(Dataset entries)
_ _ _ _

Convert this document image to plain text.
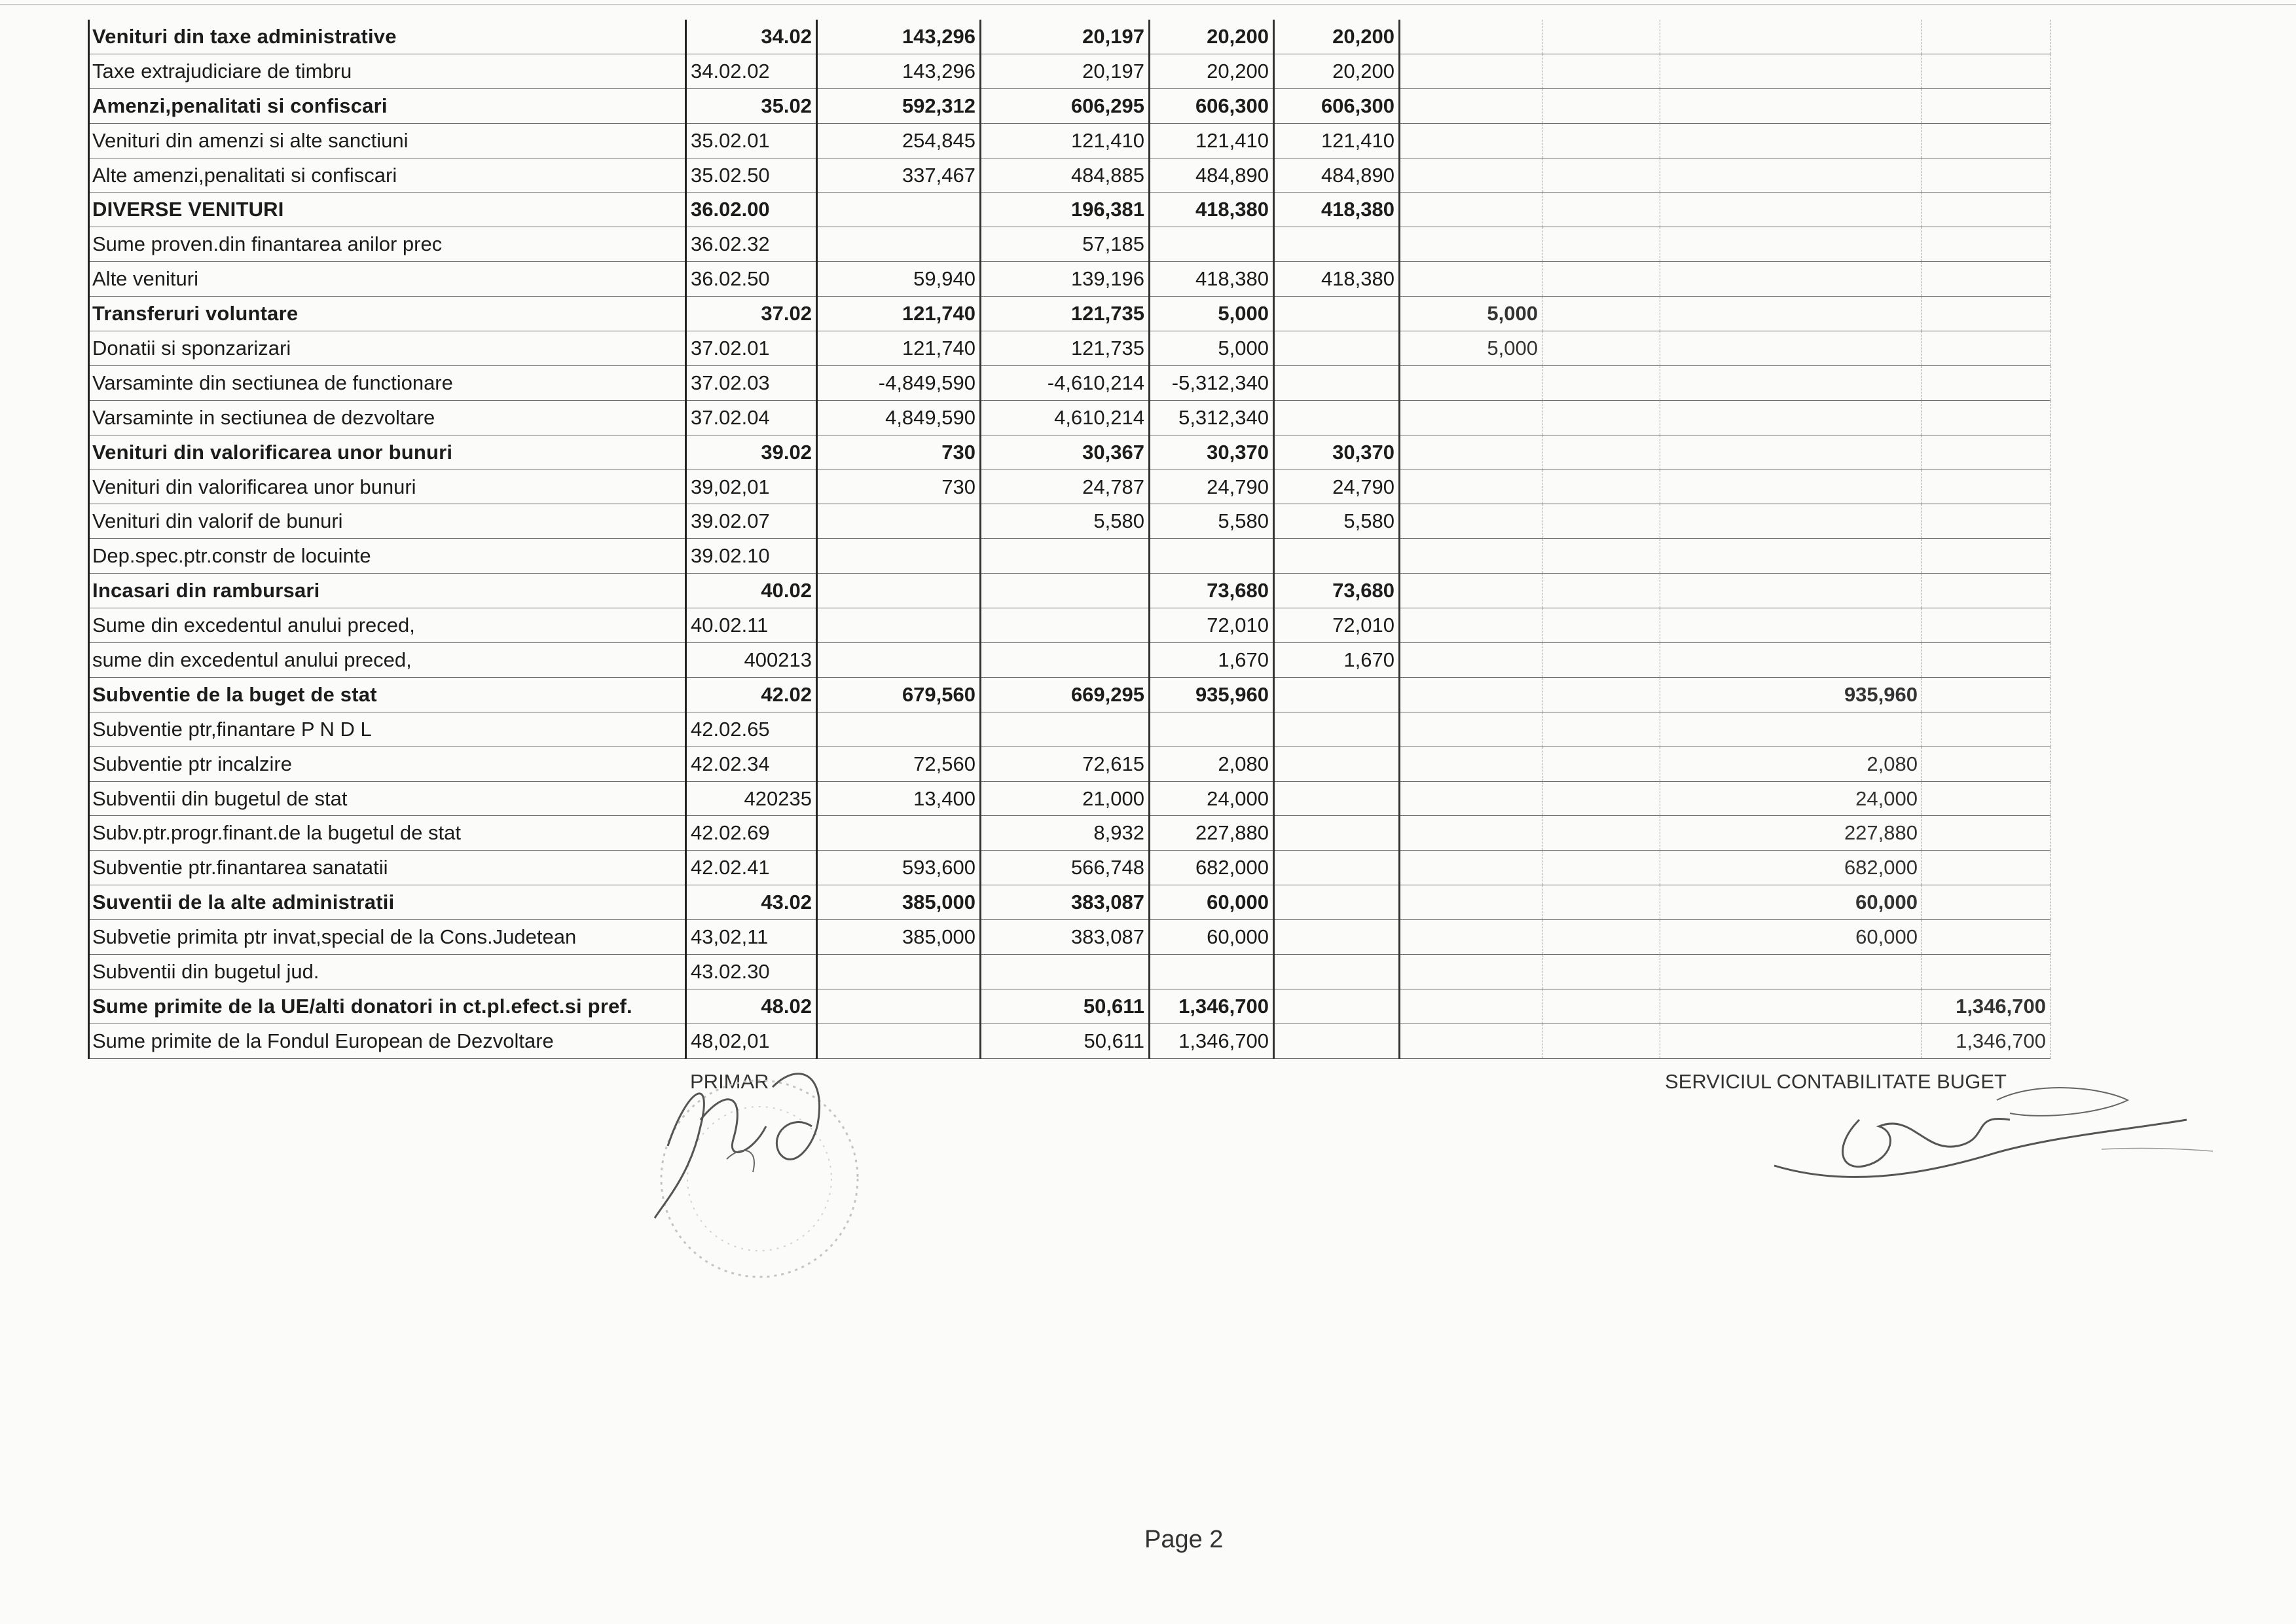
Venituri din taxe administrative	34.02	143,296	20,197	20,200	20,200				
Taxe extrajudiciare de timbru	34.02.02	143,296	20,197	20,200	20,200				
Amenzi,penalitati si confiscari	35.02	592,312	606,295	606,300	606,300				
Venituri din amenzi si alte sanctiuni	35.02.01	254,845	121,410	121,410	121,410				
Alte amenzi,penalitati si confiscari	35.02.50	337,467	484,885	484,890	484,890				
DIVERSE VENITURI	36.02.00		196,381	418,380	418,380				
Sume proven.din finantarea anilor prec	36.02.32		57,185						
Alte venituri	36.02.50	59,940	139,196	418,380	418,380				
Transferuri voluntare	37.02	121,740	121,735	5,000		5,000			
Donatii si sponzarizari	37.02.01	121,740	121,735	5,000		5,000			
Varsaminte din sectiunea de functionare	37.02.03	-4,849,590	-4,610,214	-5,312,340					
Varsaminte in sectiunea de dezvoltare	37.02.04	4,849,590	4,610,214	5,312,340					
Venituri din valorificarea unor bunuri	39.02	730	30,367	30,370	30,370				
Venituri din valorificarea unor bunuri	39,02,01	730	24,787	24,790	24,790				
Venituri din valorif de bunuri	39.02.07		5,580	5,580	5,580				
Dep.spec.ptr.constr de locuinte	39.02.10								
Incasari din rambursari	40.02			73,680	73,680				
Sume din excedentul anului preced,	40.02.11			72,010	72,010				
sume din excedentul anului preced,	400213			1,670	1,670				
Subventie de la buget de stat	42.02	679,560	669,295	935,960				935,960	
Subventie ptr,finantare P N D L	42.02.65								
Subventie ptr incalzire	42.02.34	72,560	72,615	2,080				2,080	
Subventii din bugetul de stat	420235	13,400	21,000	24,000				24,000	
Subv.ptr.progr.finant.de la bugetul de stat	42.02.69		8,932	227,880				227,880	
Subventie ptr.finantarea sanatatii	42.02.41	593,600	566,748	682,000				682,000	
Suventii de la alte administratii	43.02	385,000	383,087	60,000				60,000	
Subvetie primita ptr invat,special de la Cons.Judetean	43,02,11	385,000	383,087	60,000				60,000	
Subventii din bugetul jud.	43.02.30								
Sume primite de la UE/alti donatori in ct.pl.efect.si pref.	48.02		50,611	1,346,700					1,346,700
Sume primite de la Fondul European de Dezvoltare	48,02,01		50,611	1,346,700					1,346,700
PRIMAR	SERVICIUL CONTABILITATE BUGET
Page 2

_ _ _ _

> [WRITTEN PROBLEM] Can you retype every record above exactly, leaving out the pictures?

> [REPLY TO THE EXERCISE]
Convert this document image to plain text.
Venituri din taxe administrative	34.02	143,296	20,197	20,200	20,200				
Taxe extrajudiciare de timbru	34.02.02	143,296	20,197	20,200	20,200				
Amenzi,penalitati si confiscari	35.02	592,312	606,295	606,300	606,300				
Venituri din amenzi si alte sanctiuni	35.02.01	254,845	121,410	121,410	121,410				
Alte amenzi,penalitati si confiscari	35.02.50	337,467	484,885	484,890	484,890				
DIVERSE VENITURI	36.02.00		196,381	418,380	418,380				
Sume proven.din finantarea anilor prec	36.02.32		57,185						
Alte venituri	36.02.50	59,940	139,196	418,380	418,380				
Transferuri voluntare	37.02	121,740	121,735	5,000		5,000			
Donatii si sponzarizari	37.02.01	121,740	121,735	5,000		5,000			
Varsaminte din sectiunea de functionare	37.02.03	-4,849,590	-4,610,214	-5,312,340					
Varsaminte in sectiunea de dezvoltare	37.02.04	4,849,590	4,610,214	5,312,340					
Venituri din valorificarea unor bunuri	39.02	730	30,367	30,370	30,370				
Venituri din valorificarea unor bunuri	39,02,01	730	24,787	24,790	24,790				
Venituri din valorif de bunuri	39.02.07		5,580	5,580	5,580				
Dep.spec.ptr.constr de locuinte	39.02.10								
Incasari din rambursari	40.02			73,680	73,680				
Sume din excedentul anului preced,	40.02.11			72,010	72,010				
sume din excedentul anului preced,	400213			1,670	1,670				
Subventie de la buget de stat	42.02	679,560	669,295	935,960				935,960	
Subventie ptr,finantare P N D L	42.02.65								
Subventie ptr incalzire	42.02.34	72,560	72,615	2,080				2,080	
Subventii din bugetul de stat	420235	13,400	21,000	24,000				24,000	
Subv.ptr.progr.finant.de la bugetul de stat	42.02.69		8,932	227,880				227,880	
Subventie ptr.finantarea sanatatii	42.02.41	593,600	566,748	682,000				682,000	
Suventii de la alte administratii	43.02	385,000	383,087	60,000				60,000	
Subvetie primita ptr invat,special de la Cons.Judetean	43,02,11	385,000	383,087	60,000				60,000	
Subventii din bugetul jud.	43.02.30								
Sume primite de la UE/alti donatori in ct.pl.efect.si pref.	48.02		50,611	1,346,700					1,346,700
Sume primite de la Fondul European de Dezvoltare	48,02,01		50,611	1,346,700					1,346,700
PRIMAR	SERVICIUL CONTABILITATE BUGET
Page 2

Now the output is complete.